**Exercise prompt:** Return exactly the span of lines that opens with the line containing "Serialize everything readable" and closes with the last line of the data, inclusive.

**Rows from a dataset:**
══════════════════════════════

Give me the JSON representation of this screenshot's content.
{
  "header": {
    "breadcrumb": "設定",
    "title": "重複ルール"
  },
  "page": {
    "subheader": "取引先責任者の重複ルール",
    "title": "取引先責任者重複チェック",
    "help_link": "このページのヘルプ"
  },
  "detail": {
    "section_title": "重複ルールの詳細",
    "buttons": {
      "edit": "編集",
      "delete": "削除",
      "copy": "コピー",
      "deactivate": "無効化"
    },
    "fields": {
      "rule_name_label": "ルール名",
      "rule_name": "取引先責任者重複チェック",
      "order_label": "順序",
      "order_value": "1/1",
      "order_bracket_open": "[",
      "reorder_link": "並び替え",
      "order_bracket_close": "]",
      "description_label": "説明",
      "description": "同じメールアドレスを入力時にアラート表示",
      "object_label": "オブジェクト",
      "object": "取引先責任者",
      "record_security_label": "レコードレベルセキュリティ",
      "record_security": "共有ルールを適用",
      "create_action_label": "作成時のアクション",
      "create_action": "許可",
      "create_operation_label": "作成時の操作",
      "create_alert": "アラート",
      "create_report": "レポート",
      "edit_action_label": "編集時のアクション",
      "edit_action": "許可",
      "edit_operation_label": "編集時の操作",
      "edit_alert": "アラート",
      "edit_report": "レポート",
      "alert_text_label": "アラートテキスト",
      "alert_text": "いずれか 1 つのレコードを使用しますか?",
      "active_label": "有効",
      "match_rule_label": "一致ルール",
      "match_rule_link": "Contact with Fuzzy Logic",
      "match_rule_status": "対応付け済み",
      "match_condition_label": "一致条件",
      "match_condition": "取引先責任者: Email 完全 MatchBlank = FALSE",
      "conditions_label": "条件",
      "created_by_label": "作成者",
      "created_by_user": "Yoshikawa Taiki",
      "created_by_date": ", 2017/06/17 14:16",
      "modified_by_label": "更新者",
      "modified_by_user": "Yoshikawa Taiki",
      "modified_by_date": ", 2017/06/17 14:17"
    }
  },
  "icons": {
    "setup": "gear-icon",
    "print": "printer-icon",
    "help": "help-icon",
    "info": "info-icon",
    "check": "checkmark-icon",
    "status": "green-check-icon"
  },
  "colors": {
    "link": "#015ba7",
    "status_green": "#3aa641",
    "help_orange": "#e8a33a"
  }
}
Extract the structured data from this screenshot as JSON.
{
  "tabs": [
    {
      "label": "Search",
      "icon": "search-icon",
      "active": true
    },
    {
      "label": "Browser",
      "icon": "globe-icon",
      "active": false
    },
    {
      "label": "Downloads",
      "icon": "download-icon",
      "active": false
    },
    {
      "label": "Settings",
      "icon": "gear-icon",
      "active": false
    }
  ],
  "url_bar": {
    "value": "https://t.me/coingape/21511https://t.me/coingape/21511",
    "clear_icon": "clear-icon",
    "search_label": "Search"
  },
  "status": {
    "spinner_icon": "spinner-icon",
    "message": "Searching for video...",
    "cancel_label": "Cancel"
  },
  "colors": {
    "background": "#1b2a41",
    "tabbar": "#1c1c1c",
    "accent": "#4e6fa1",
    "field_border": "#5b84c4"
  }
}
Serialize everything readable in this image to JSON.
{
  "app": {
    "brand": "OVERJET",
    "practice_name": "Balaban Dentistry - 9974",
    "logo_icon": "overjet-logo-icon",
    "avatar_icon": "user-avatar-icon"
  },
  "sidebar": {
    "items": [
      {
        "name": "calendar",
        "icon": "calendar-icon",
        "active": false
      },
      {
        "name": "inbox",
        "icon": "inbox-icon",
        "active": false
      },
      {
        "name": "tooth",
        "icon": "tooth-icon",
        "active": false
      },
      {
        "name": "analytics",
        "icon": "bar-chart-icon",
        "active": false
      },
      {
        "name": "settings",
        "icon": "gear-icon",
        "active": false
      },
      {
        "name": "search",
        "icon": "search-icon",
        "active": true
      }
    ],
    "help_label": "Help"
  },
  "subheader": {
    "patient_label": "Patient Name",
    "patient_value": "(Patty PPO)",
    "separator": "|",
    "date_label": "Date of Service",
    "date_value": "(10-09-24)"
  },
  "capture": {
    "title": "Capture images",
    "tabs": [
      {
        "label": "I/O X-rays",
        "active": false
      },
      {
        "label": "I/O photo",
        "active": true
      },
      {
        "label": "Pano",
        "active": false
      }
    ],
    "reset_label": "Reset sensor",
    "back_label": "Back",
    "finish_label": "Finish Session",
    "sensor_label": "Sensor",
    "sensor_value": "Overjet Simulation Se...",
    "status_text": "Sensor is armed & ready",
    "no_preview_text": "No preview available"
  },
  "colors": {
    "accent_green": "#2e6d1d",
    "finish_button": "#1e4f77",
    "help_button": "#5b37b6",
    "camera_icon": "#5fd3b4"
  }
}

══════════════════════════════

**Response below:**
Serialize everything readable in this image to JSON.
{
  "app": {
    "brand": "OVERJET",
    "practice_name": "Balaban Dentistry - 9974",
    "logo_icon": "overjet-logo-icon",
    "avatar_icon": "user-avatar-icon"
  },
  "sidebar": {
    "items": [
      {
        "name": "calendar",
        "icon": "calendar-icon",
        "active": false
      },
      {
        "name": "inbox",
        "icon": "inbox-icon",
        "active": false
      },
      {
        "name": "tooth",
        "icon": "tooth-icon",
        "active": false
      },
      {
        "name": "analytics",
        "icon": "bar-chart-icon",
        "active": false
      },
      {
        "name": "settings",
        "icon": "gear-icon",
        "active": false
      },
      {
        "name": "search",
        "icon": "search-icon",
        "active": true
      }
    ],
    "help_label": "Help"
  },
  "subheader": {
    "patient_label": "Patient Name",
    "patient_value": "(Patty PPO)",
    "separator": "|",
    "date_label": "Date of Service",
    "date_value": "(10-09-24)"
  },
  "capture": {
    "title": "Capture images",
    "tabs": [
      {
        "label": "I/O X-rays",
        "active": false
      },
      {
        "label": "I/O photo",
        "active": true
      },
      {
        "label": "Pano",
        "active": false
      }
    ],
    "reset_label": "Reset sensor",
    "back_label": "Back",
    "finish_label": "Finish Session",
    "sensor_label": "Sensor",
    "sensor_value": "Overjet Simulation Se...",
    "status_text": "Sensor is armed & ready",
    "no_preview_text": "No preview available"
  },
  "colors": {
    "accent_green": "#2e6d1d",
    "finish_button": "#1e4f77",
    "help_button": "#5b37b6",
    "camera_icon": "#5fd3b4"
  }
}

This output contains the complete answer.